● **Work instructions**
Strip the pictures and reproduce the rest of the listing exactly.

● **Entries provided**
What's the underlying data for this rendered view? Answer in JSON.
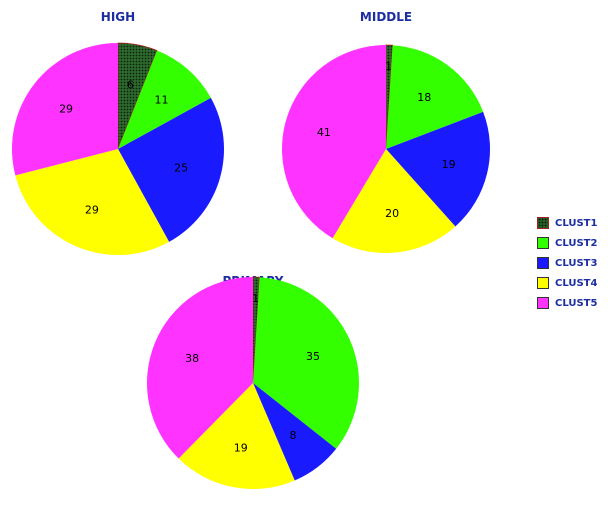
{
  "chart_data": {
    "type": "pie",
    "series_labels": [
      "CLUST1",
      "CLUST2",
      "CLUST3",
      "CLUST4",
      "CLUST5"
    ],
    "colors": [
      "#2e6b2e",
      "#33ff00",
      "#1a1aff",
      "#ffff00",
      "#ff33ff"
    ],
    "pies": [
      {
        "title": "HIGH",
        "values": [
          6,
          11,
          25,
          29,
          29
        ],
        "labels": [
          "6",
          "11",
          "25",
          "29",
          "29"
        ]
      },
      {
        "title": "MIDDLE",
        "values": [
          1,
          18,
          19,
          20,
          41
        ],
        "labels": [
          "1",
          "18",
          "19",
          "20",
          "41"
        ]
      },
      {
        "title": "PRIMARY",
        "values": [
          1,
          35,
          8,
          19,
          38
        ],
        "labels": [
          "1",
          "35",
          "8",
          "19",
          "38"
        ]
      }
    ],
    "legend": {
      "position": "right"
    }
  }
}
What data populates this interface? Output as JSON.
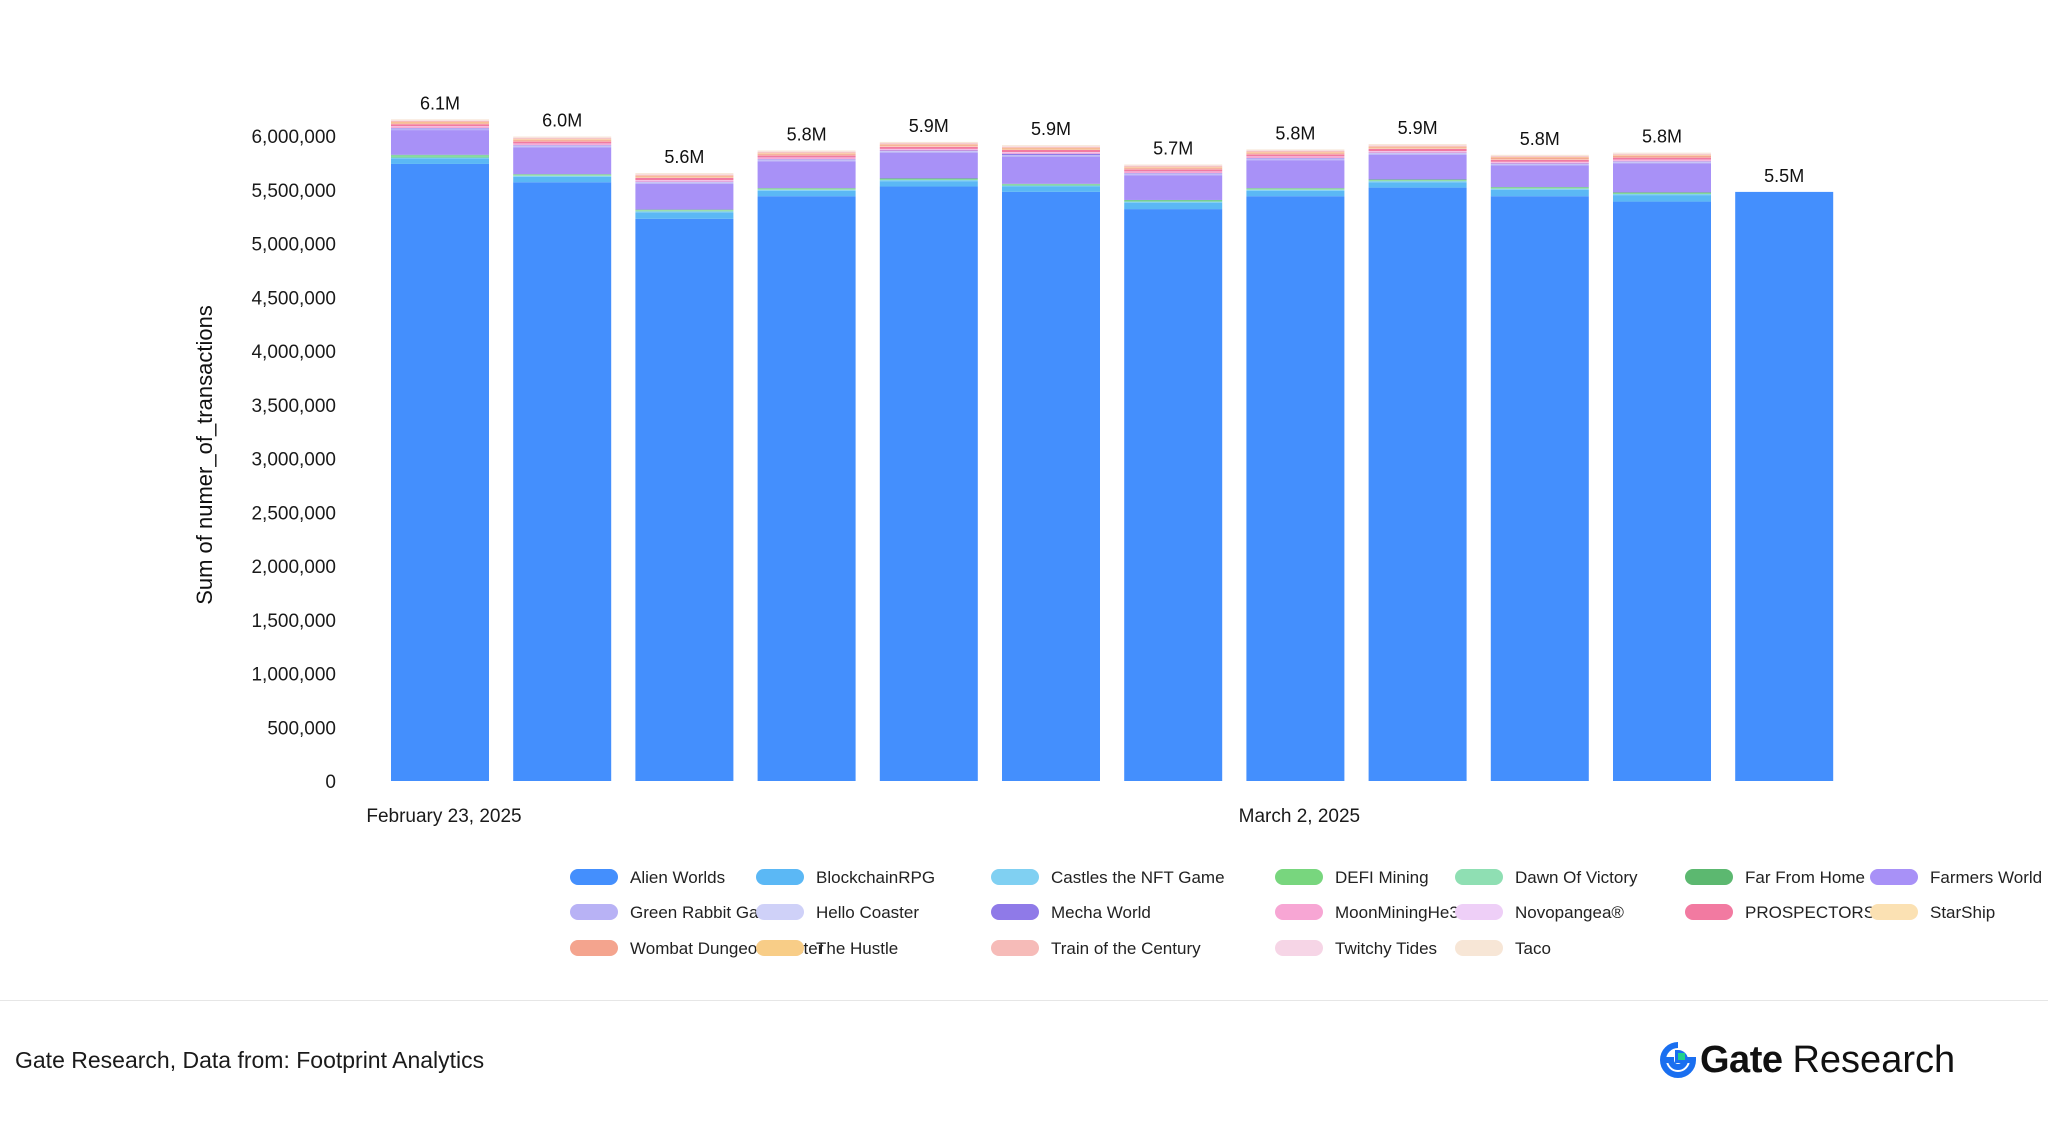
{
  "chart_data": {
    "type": "bar",
    "stacked": true,
    "title": "",
    "xlabel": "",
    "ylabel": "Sum of numer_of_transactions",
    "ylim": [
      0,
      6300000
    ],
    "y_ticks": [
      0,
      500000,
      1000000,
      1500000,
      2000000,
      2500000,
      3000000,
      3500000,
      4000000,
      4500000,
      5000000,
      5500000,
      6000000
    ],
    "y_tick_labels": [
      "0",
      "500,000",
      "1,000,000",
      "1,500,000",
      "2,000,000",
      "2,500,000",
      "3,000,000",
      "3,500,000",
      "4,000,000",
      "4,500,000",
      "5,000,000",
      "5,500,000",
      "6,000,000"
    ],
    "x_tick_labels": [
      {
        "index": 0,
        "text": "February 23, 2025"
      },
      {
        "index": 7,
        "text": "March 2, 2025"
      }
    ],
    "grid": false,
    "legend_position": "bottom",
    "total_labels": [
      "6.1M",
      "6.0M",
      "5.6M",
      "5.8M",
      "5.9M",
      "5.9M",
      "5.7M",
      "5.8M",
      "5.9M",
      "5.8M",
      "5.8M",
      "5.5M"
    ],
    "series": [
      {
        "name": "Alien Worlds",
        "color": "#448ffd",
        "values": [
          5740000,
          5570000,
          5230000,
          5440000,
          5530000,
          5480000,
          5320000,
          5440000,
          5520000,
          5440000,
          5390000,
          5480000
        ]
      },
      {
        "name": "BlockchainRPG",
        "color": "#5bb8f5",
        "values": [
          50000,
          50000,
          60000,
          50000,
          50000,
          50000,
          60000,
          50000,
          50000,
          60000,
          60000,
          0
        ]
      },
      {
        "name": "Castles the NFT Game",
        "color": "#80d0f2",
        "values": [
          10000,
          10000,
          10000,
          10000,
          10000,
          10000,
          10000,
          10000,
          10000,
          10000,
          10000,
          0
        ]
      },
      {
        "name": "DEFI Mining",
        "color": "#78d67e",
        "values": [
          10000,
          5000,
          5000,
          5000,
          5000,
          5000,
          5000,
          5000,
          5000,
          5000,
          5000,
          0
        ]
      },
      {
        "name": "Dawn Of Victory",
        "color": "#8fdfb3",
        "values": [
          10000,
          5000,
          5000,
          5000,
          5000,
          5000,
          5000,
          5000,
          5000,
          5000,
          5000,
          0
        ]
      },
      {
        "name": "Far From Home",
        "color": "#5cb870",
        "values": [
          5000,
          5000,
          5000,
          5000,
          5000,
          5000,
          5000,
          5000,
          5000,
          5000,
          5000,
          0
        ]
      },
      {
        "name": "Farmers World",
        "color": "#a891f7",
        "values": [
          230000,
          250000,
          240000,
          250000,
          240000,
          250000,
          230000,
          260000,
          230000,
          200000,
          270000,
          0
        ]
      },
      {
        "name": "Green Rabbit Game",
        "color": "#b8b2f5",
        "values": [
          10000,
          10000,
          10000,
          10000,
          10000,
          10000,
          10000,
          10000,
          10000,
          10000,
          10000,
          0
        ]
      },
      {
        "name": "Hello Coaster",
        "color": "#cfd1f8",
        "values": [
          5000,
          5000,
          5000,
          5000,
          5000,
          5000,
          5000,
          5000,
          5000,
          5000,
          5000,
          0
        ]
      },
      {
        "name": "Mecha World",
        "color": "#8f7ae8",
        "values": [
          5000,
          5000,
          5000,
          5000,
          5000,
          15000,
          5000,
          5000,
          5000,
          5000,
          5000,
          0
        ]
      },
      {
        "name": "MoonMiningHe3",
        "color": "#f7a6d4",
        "values": [
          10000,
          10000,
          10000,
          10000,
          10000,
          10000,
          10000,
          10000,
          10000,
          10000,
          10000,
          0
        ]
      },
      {
        "name": "Novopangea®",
        "color": "#eecff7",
        "values": [
          5000,
          5000,
          5000,
          5000,
          5000,
          5000,
          5000,
          5000,
          5000,
          5000,
          5000,
          0
        ]
      },
      {
        "name": "PROSPECTORS",
        "color": "#f27aa1",
        "values": [
          20000,
          20000,
          20000,
          20000,
          20000,
          20000,
          20000,
          20000,
          20000,
          20000,
          20000,
          0
        ]
      },
      {
        "name": "StarShip",
        "color": "#fbe1b3",
        "values": [
          5000,
          5000,
          5000,
          5000,
          5000,
          5000,
          5000,
          5000,
          5000,
          5000,
          5000,
          0
        ]
      },
      {
        "name": "Wombat Dungeon Master",
        "color": "#f4a48e",
        "values": [
          10000,
          10000,
          10000,
          10000,
          10000,
          10000,
          10000,
          10000,
          10000,
          10000,
          10000,
          0
        ]
      },
      {
        "name": "The Hustle",
        "color": "#f8cd87",
        "values": [
          5000,
          5000,
          5000,
          5000,
          5000,
          5000,
          5000,
          5000,
          5000,
          5000,
          5000,
          0
        ]
      },
      {
        "name": "Train of the Century",
        "color": "#f6bbb8",
        "values": [
          10000,
          10000,
          10000,
          10000,
          10000,
          10000,
          10000,
          10000,
          10000,
          10000,
          10000,
          0
        ]
      },
      {
        "name": "Twitchy Tides",
        "color": "#f6d5e6",
        "values": [
          5000,
          5000,
          5000,
          5000,
          5000,
          5000,
          5000,
          5000,
          5000,
          5000,
          5000,
          0
        ]
      },
      {
        "name": "Taco",
        "color": "#f7e6d6",
        "values": [
          10000,
          10000,
          10000,
          10000,
          10000,
          10000,
          10000,
          10000,
          10000,
          10000,
          10000,
          0
        ]
      }
    ]
  },
  "footer": {
    "source": "Gate Research, Data from: Footprint Analytics",
    "brand_name": "Gate",
    "brand_suffix": "Research"
  }
}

● **Result of the exercise**
What's the underlying data for this rendered view? Answer in JSON.
{
  "chart_data": {
    "type": "pie",
    "series_labels": [
      "CLUST1",
      "CLUST2",
      "CLUST3",
      "CLUST4",
      "CLUST5"
    ],
    "colors": [
      "#2e6b2e",
      "#33ff00",
      "#1a1aff",
      "#ffff00",
      "#ff33ff"
    ],
    "pies": [
      {
        "title": "HIGH",
        "values": [
          6,
          11,
          25,
          29,
          29
        ],
        "labels": [
          "6",
          "11",
          "25",
          "29",
          "29"
        ]
      },
      {
        "title": "MIDDLE",
        "values": [
          1,
          18,
          19,
          20,
          41
        ],
        "labels": [
          "1",
          "18",
          "19",
          "20",
          "41"
        ]
      },
      {
        "title": "PRIMARY",
        "values": [
          1,
          35,
          8,
          19,
          38
        ],
        "labels": [
          "1",
          "35",
          "8",
          "19",
          "38"
        ]
      }
    ],
    "legend": {
      "position": "right"
    }
  }
}
What data populates this interface? Output as JSON.
{
  "chart_data": {
    "type": "bar",
    "stacked": true,
    "title": "",
    "xlabel": "",
    "ylabel": "Sum of numer_of_transactions",
    "ylim": [
      0,
      6300000
    ],
    "y_ticks": [
      0,
      500000,
      1000000,
      1500000,
      2000000,
      2500000,
      3000000,
      3500000,
      4000000,
      4500000,
      5000000,
      5500000,
      6000000
    ],
    "y_tick_labels": [
      "0",
      "500,000",
      "1,000,000",
      "1,500,000",
      "2,000,000",
      "2,500,000",
      "3,000,000",
      "3,500,000",
      "4,000,000",
      "4,500,000",
      "5,000,000",
      "5,500,000",
      "6,000,000"
    ],
    "x_tick_labels": [
      {
        "index": 0,
        "text": "February 23, 2025"
      },
      {
        "index": 7,
        "text": "March 2, 2025"
      }
    ],
    "grid": false,
    "legend_position": "bottom",
    "total_labels": [
      "6.1M",
      "6.0M",
      "5.6M",
      "5.8M",
      "5.9M",
      "5.9M",
      "5.7M",
      "5.8M",
      "5.9M",
      "5.8M",
      "5.8M",
      "5.5M"
    ],
    "series": [
      {
        "name": "Alien Worlds",
        "color": "#448ffd",
        "values": [
          5740000,
          5570000,
          5230000,
          5440000,
          5530000,
          5480000,
          5320000,
          5440000,
          5520000,
          5440000,
          5390000,
          5480000
        ]
      },
      {
        "name": "BlockchainRPG",
        "color": "#5bb8f5",
        "values": [
          50000,
          50000,
          60000,
          50000,
          50000,
          50000,
          60000,
          50000,
          50000,
          60000,
          60000,
          0
        ]
      },
      {
        "name": "Castles the NFT Game",
        "color": "#80d0f2",
        "values": [
          10000,
          10000,
          10000,
          10000,
          10000,
          10000,
          10000,
          10000,
          10000,
          10000,
          10000,
          0
        ]
      },
      {
        "name": "DEFI Mining",
        "color": "#78d67e",
        "values": [
          10000,
          5000,
          5000,
          5000,
          5000,
          5000,
          5000,
          5000,
          5000,
          5000,
          5000,
          0
        ]
      },
      {
        "name": "Dawn Of Victory",
        "color": "#8fdfb3",
        "values": [
          10000,
          5000,
          5000,
          5000,
          5000,
          5000,
          5000,
          5000,
          5000,
          5000,
          5000,
          0
        ]
      },
      {
        "name": "Far From Home",
        "color": "#5cb870",
        "values": [
          5000,
          5000,
          5000,
          5000,
          5000,
          5000,
          5000,
          5000,
          5000,
          5000,
          5000,
          0
        ]
      },
      {
        "name": "Farmers World",
        "color": "#a891f7",
        "values": [
          230000,
          250000,
          240000,
          250000,
          240000,
          250000,
          230000,
          260000,
          230000,
          200000,
          270000,
          0
        ]
      },
      {
        "name": "Green Rabbit Game",
        "color": "#b8b2f5",
        "values": [
          10000,
          10000,
          10000,
          10000,
          10000,
          10000,
          10000,
          10000,
          10000,
          10000,
          10000,
          0
        ]
      },
      {
        "name": "Hello Coaster",
        "color": "#cfd1f8",
        "values": [
          5000,
          5000,
          5000,
          5000,
          5000,
          5000,
          5000,
          5000,
          5000,
          5000,
          5000,
          0
        ]
      },
      {
        "name": "Mecha World",
        "color": "#8f7ae8",
        "values": [
          5000,
          5000,
          5000,
          5000,
          5000,
          15000,
          5000,
          5000,
          5000,
          5000,
          5000,
          0
        ]
      },
      {
        "name": "MoonMiningHe3",
        "color": "#f7a6d4",
        "values": [
          10000,
          10000,
          10000,
          10000,
          10000,
          10000,
          10000,
          10000,
          10000,
          10000,
          10000,
          0
        ]
      },
      {
        "name": "Novopangea®",
        "color": "#eecff7",
        "values": [
          5000,
          5000,
          5000,
          5000,
          5000,
          5000,
          5000,
          5000,
          5000,
          5000,
          5000,
          0
        ]
      },
      {
        "name": "PROSPECTORS",
        "color": "#f27aa1",
        "values": [
          20000,
          20000,
          20000,
          20000,
          20000,
          20000,
          20000,
          20000,
          20000,
          20000,
          20000,
          0
        ]
      },
      {
        "name": "StarShip",
        "color": "#fbe1b3",
        "values": [
          5000,
          5000,
          5000,
          5000,
          5000,
          5000,
          5000,
          5000,
          5000,
          5000,
          5000,
          0
        ]
      },
      {
        "name": "Wombat Dungeon Master",
        "color": "#f4a48e",
        "values": [
          10000,
          10000,
          10000,
          10000,
          10000,
          10000,
          10000,
          10000,
          10000,
          10000,
          10000,
          0
        ]
      },
      {
        "name": "The Hustle",
        "color": "#f8cd87",
        "values": [
          5000,
          5000,
          5000,
          5000,
          5000,
          5000,
          5000,
          5000,
          5000,
          5000,
          5000,
          0
        ]
      },
      {
        "name": "Train of the Century",
        "color": "#f6bbb8",
        "values": [
          10000,
          10000,
          10000,
          10000,
          10000,
          10000,
          10000,
          10000,
          10000,
          10000,
          10000,
          0
        ]
      },
      {
        "name": "Twitchy Tides",
        "color": "#f6d5e6",
        "values": [
          5000,
          5000,
          5000,
          5000,
          5000,
          5000,
          5000,
          5000,
          5000,
          5000,
          5000,
          0
        ]
      },
      {
        "name": "Taco",
        "color": "#f7e6d6",
        "values": [
          10000,
          10000,
          10000,
          10000,
          10000,
          10000,
          10000,
          10000,
          10000,
          10000,
          10000,
          0
        ]
      }
    ]
  },
  "footer": {
    "source": "Gate Research, Data from: Footprint Analytics",
    "brand_name": "Gate",
    "brand_suffix": "Research"
  }
}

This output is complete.